++++ Dataset excerpts

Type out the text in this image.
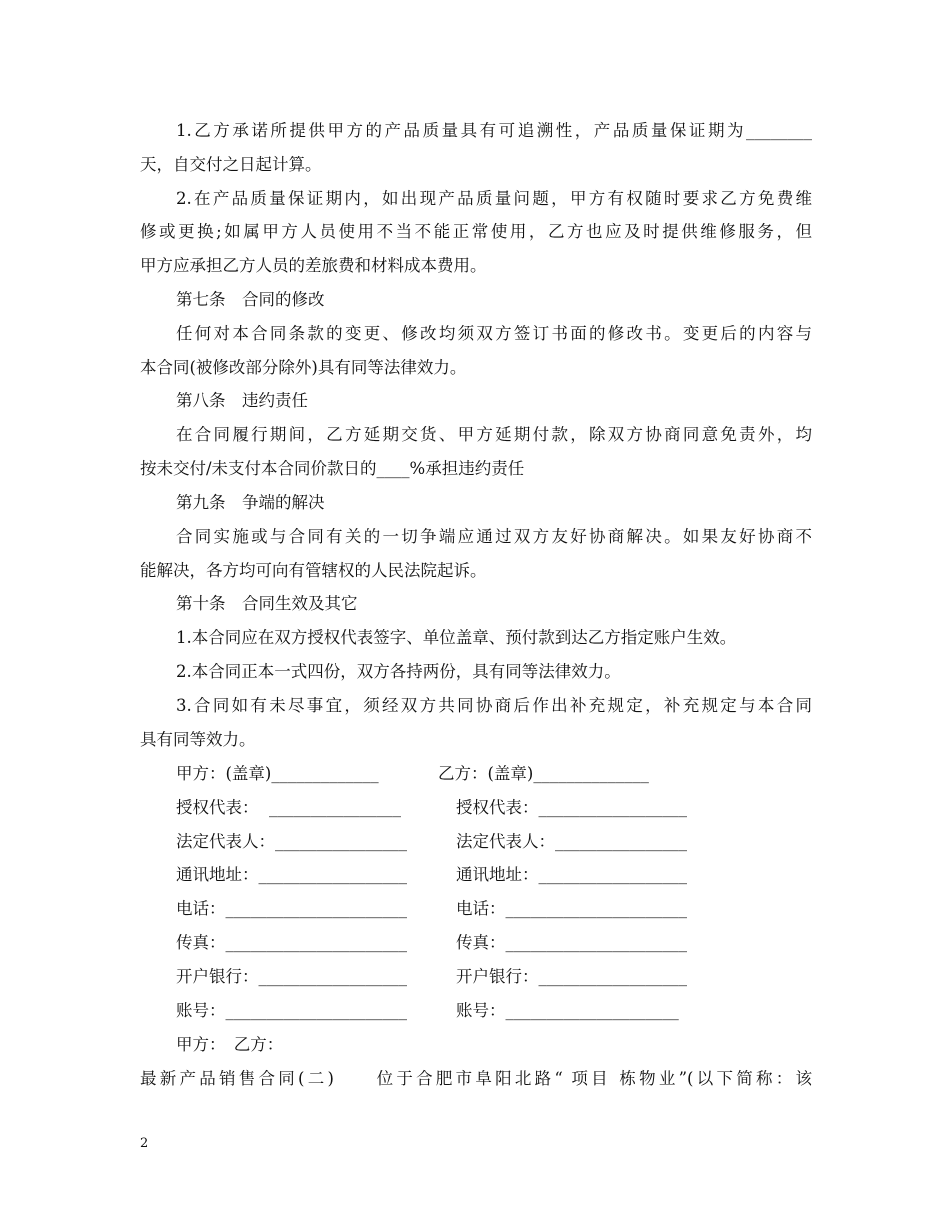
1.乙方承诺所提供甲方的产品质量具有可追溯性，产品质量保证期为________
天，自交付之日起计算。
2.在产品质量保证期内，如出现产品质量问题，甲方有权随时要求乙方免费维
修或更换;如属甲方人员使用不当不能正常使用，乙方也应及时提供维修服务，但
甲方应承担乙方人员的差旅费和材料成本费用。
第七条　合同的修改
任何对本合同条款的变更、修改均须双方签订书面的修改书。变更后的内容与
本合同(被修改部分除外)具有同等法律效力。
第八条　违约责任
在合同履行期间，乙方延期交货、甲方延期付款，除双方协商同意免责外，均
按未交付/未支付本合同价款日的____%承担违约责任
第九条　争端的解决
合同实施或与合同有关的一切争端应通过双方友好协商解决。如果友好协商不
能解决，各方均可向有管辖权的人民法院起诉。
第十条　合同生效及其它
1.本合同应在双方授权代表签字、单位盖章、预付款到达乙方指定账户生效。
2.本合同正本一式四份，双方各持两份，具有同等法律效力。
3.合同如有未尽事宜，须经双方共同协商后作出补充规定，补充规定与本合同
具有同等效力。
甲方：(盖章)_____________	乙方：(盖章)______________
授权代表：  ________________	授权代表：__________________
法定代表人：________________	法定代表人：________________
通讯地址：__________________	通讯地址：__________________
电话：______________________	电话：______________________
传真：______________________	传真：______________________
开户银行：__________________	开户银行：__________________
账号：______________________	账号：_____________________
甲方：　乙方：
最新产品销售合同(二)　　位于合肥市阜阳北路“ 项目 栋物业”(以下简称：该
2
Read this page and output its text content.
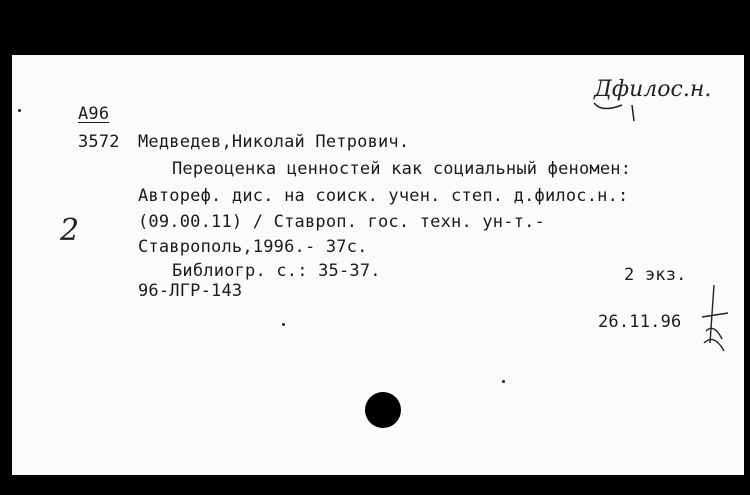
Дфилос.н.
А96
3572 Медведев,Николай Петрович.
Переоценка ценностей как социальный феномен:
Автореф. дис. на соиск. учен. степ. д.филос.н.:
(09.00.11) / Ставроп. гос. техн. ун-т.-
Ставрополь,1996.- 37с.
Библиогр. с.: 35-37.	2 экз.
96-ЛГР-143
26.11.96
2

++++++++

| What to produce |
Reproduce each line of the material containing the word "this".

| Solution to the problem |
Type out the text in this image.
Read this page and output its text content.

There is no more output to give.